START Records for the task

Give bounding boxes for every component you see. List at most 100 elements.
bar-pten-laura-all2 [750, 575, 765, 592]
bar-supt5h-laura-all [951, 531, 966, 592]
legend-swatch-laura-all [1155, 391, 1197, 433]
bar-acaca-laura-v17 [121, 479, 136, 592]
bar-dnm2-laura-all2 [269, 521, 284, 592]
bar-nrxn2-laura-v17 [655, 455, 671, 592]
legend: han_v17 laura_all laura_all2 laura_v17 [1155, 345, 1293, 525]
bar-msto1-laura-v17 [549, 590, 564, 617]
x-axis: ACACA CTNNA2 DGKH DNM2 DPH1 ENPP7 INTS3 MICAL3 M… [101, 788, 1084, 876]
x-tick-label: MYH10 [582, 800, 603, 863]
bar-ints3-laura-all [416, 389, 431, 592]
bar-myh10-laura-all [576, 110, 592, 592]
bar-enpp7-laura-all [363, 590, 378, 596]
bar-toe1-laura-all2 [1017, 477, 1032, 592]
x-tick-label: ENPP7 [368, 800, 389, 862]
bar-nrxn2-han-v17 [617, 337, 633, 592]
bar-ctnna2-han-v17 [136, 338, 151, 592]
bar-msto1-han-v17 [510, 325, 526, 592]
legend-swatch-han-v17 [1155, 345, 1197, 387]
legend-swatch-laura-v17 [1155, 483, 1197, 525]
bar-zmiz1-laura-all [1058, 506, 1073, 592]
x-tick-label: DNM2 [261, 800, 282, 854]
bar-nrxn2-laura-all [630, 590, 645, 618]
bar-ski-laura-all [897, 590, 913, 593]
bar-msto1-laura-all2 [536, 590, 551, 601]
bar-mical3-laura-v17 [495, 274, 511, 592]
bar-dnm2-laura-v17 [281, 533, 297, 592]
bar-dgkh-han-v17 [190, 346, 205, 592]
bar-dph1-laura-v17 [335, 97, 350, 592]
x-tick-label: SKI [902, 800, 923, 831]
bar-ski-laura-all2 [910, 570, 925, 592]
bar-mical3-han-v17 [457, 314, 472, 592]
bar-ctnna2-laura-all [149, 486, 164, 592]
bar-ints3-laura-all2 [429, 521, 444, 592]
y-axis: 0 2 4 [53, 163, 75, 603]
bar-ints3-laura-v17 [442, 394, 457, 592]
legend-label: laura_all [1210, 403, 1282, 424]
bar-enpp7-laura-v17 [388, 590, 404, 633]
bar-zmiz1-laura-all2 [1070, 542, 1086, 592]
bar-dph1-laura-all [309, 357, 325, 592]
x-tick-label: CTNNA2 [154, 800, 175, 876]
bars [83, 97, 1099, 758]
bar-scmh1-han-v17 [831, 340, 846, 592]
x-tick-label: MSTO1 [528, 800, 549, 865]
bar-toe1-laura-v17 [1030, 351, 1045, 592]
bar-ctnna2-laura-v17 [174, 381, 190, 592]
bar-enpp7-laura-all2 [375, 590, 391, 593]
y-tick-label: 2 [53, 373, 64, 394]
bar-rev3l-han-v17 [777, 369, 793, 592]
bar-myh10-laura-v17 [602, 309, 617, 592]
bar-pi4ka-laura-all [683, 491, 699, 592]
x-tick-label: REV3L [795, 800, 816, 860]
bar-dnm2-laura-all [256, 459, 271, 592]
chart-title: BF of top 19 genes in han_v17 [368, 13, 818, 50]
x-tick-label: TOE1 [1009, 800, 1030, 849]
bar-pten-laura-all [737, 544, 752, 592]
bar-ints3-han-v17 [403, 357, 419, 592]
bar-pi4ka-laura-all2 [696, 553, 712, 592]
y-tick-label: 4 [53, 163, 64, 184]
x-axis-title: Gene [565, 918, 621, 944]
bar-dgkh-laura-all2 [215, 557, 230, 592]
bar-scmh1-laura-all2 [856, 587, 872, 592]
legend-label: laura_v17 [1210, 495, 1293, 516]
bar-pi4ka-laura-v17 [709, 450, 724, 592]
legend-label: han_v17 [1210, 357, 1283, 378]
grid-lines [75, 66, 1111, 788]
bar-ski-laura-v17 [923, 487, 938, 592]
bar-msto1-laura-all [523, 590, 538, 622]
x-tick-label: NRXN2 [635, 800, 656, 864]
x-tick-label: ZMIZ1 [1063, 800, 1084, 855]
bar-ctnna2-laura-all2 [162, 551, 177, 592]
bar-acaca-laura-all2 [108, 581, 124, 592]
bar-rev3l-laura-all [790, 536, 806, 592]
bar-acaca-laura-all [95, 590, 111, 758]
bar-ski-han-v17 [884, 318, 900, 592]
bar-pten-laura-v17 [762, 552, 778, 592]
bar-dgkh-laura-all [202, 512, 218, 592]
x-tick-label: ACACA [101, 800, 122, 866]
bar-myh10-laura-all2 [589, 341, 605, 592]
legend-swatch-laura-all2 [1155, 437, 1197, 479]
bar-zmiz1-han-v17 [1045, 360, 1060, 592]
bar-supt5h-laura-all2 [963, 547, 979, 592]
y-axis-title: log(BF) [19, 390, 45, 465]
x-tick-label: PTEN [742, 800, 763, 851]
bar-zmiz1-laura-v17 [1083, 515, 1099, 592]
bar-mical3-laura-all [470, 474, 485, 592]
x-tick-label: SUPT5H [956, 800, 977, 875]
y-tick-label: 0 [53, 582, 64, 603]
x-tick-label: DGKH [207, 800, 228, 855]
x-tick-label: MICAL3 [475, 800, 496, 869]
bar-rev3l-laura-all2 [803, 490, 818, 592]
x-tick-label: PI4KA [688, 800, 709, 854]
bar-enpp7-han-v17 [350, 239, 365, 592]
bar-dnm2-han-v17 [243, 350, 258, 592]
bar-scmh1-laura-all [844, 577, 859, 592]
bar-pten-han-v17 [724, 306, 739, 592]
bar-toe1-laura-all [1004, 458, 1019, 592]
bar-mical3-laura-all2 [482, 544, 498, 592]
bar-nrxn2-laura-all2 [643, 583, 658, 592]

END Records for the task
START Records for the task

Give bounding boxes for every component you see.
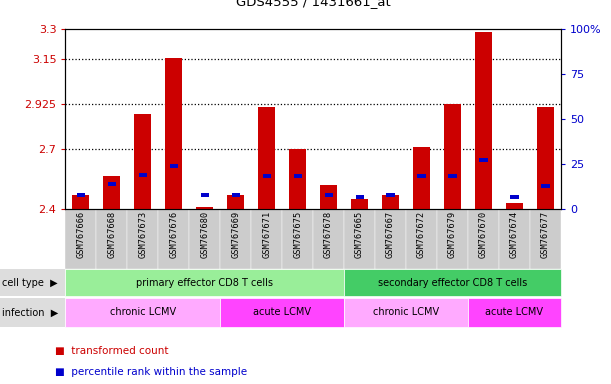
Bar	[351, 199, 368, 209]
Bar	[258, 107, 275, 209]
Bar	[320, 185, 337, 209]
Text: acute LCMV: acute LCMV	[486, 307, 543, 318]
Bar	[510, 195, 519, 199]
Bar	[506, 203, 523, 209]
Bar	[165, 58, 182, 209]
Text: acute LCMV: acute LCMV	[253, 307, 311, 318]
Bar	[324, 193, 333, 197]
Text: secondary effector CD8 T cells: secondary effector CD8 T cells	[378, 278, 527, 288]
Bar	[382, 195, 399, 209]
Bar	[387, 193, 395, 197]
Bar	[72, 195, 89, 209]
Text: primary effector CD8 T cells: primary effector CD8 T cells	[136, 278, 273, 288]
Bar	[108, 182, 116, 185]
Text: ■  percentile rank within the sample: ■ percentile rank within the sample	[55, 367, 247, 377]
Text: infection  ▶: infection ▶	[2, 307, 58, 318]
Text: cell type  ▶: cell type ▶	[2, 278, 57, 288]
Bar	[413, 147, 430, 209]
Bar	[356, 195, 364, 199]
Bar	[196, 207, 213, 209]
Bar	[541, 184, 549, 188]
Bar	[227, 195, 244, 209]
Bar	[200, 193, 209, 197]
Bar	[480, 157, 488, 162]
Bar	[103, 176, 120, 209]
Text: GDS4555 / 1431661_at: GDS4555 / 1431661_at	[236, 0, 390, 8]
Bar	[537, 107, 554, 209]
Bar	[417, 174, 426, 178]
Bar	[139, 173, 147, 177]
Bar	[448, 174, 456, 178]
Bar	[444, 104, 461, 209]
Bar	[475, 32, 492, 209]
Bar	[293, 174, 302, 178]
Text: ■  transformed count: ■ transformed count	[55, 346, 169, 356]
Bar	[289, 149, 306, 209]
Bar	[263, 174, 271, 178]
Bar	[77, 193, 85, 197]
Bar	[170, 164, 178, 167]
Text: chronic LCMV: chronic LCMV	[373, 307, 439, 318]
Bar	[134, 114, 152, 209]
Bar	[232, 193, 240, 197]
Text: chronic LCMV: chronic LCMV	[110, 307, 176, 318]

END Records for the task

Show every line of the material above in which "title" is present.

■ Answer to this exercise ■
chart-title: BF of top 19 genes in han_v17 [368, 13, 818, 50]
x-axis-title: Gene [565, 918, 621, 944]
y-axis-title: log(BF) [19, 390, 45, 465]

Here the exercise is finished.